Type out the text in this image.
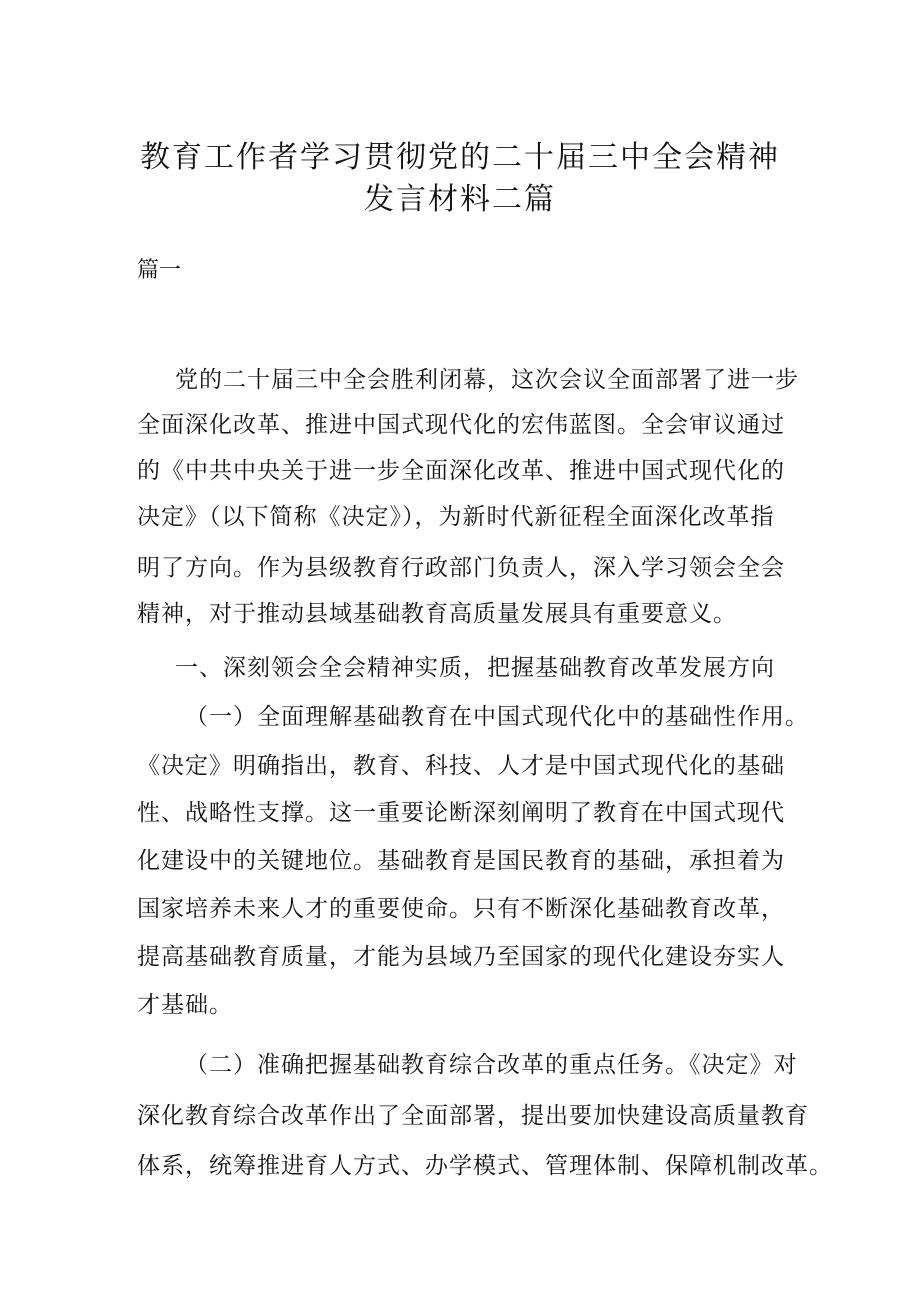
教育工作者学习贯彻党的二十届三中全会精神

发言材料二篇

篇一

党的二十届三中全会胜利闭幕，这次会议全面部署了进一步

全面深化改革、推进中国式现代化的宏伟蓝图。全会审议通过

的《中共中央关于进一步全面深化改革、推进中国式现代化的

决定》（以下简称《决定》），为新时代新征程全面深化改革指

明了方向。作为县级教育行政部门负责人，深入学习领会全会

精神，对于推动县域基础教育高质量发展具有重要意义。

一、深刻领会全会精神实质，把握基础教育改革发展方向

（一）全面理解基础教育在中国式现代化中的基础性作用。

《决定》明确指出，教育、科技、人才是中国式现代化的基础

性、战略性支撑。这一重要论断深刻阐明了教育在中国式现代

化建设中的关键地位。基础教育是国民教育的基础，承担着为

国家培养未来人才的重要使命。只有不断深化基础教育改革，

提高基础教育质量，才能为县域乃至国家的现代化建设夯实人

才基础。

（二）准确把握基础教育综合改革的重点任务。《决定》对

深化教育综合改革作出了全面部署，提出要加快建设高质量教育

体系，统筹推进育人方式、办学模式、管理体制、保障机制改革。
# # #
**What the task asks:** Please write out all of the material above without changing a word, and omit any pictures.

**Exercise answer:**
Type out the text in this image.
教育工作者学习贯彻党的二十届三中全会精神

发言材料二篇

篇一

党的二十届三中全会胜利闭幕，这次会议全面部署了进一步

全面深化改革、推进中国式现代化的宏伟蓝图。全会审议通过

的《中共中央关于进一步全面深化改革、推进中国式现代化的

决定》（以下简称《决定》），为新时代新征程全面深化改革指

明了方向。作为县级教育行政部门负责人，深入学习领会全会

精神，对于推动县域基础教育高质量发展具有重要意义。

一、深刻领会全会精神实质，把握基础教育改革发展方向

（一）全面理解基础教育在中国式现代化中的基础性作用。

《决定》明确指出，教育、科技、人才是中国式现代化的基础

性、战略性支撑。这一重要论断深刻阐明了教育在中国式现代

化建设中的关键地位。基础教育是国民教育的基础，承担着为

国家培养未来人才的重要使命。只有不断深化基础教育改革，

提高基础教育质量，才能为县域乃至国家的现代化建设夯实人

才基础。

（二）准确把握基础教育综合改革的重点任务。《决定》对

深化教育综合改革作出了全面部署，提出要加快建设高质量教育

体系，统筹推进育人方式、办学模式、管理体制、保障机制改革。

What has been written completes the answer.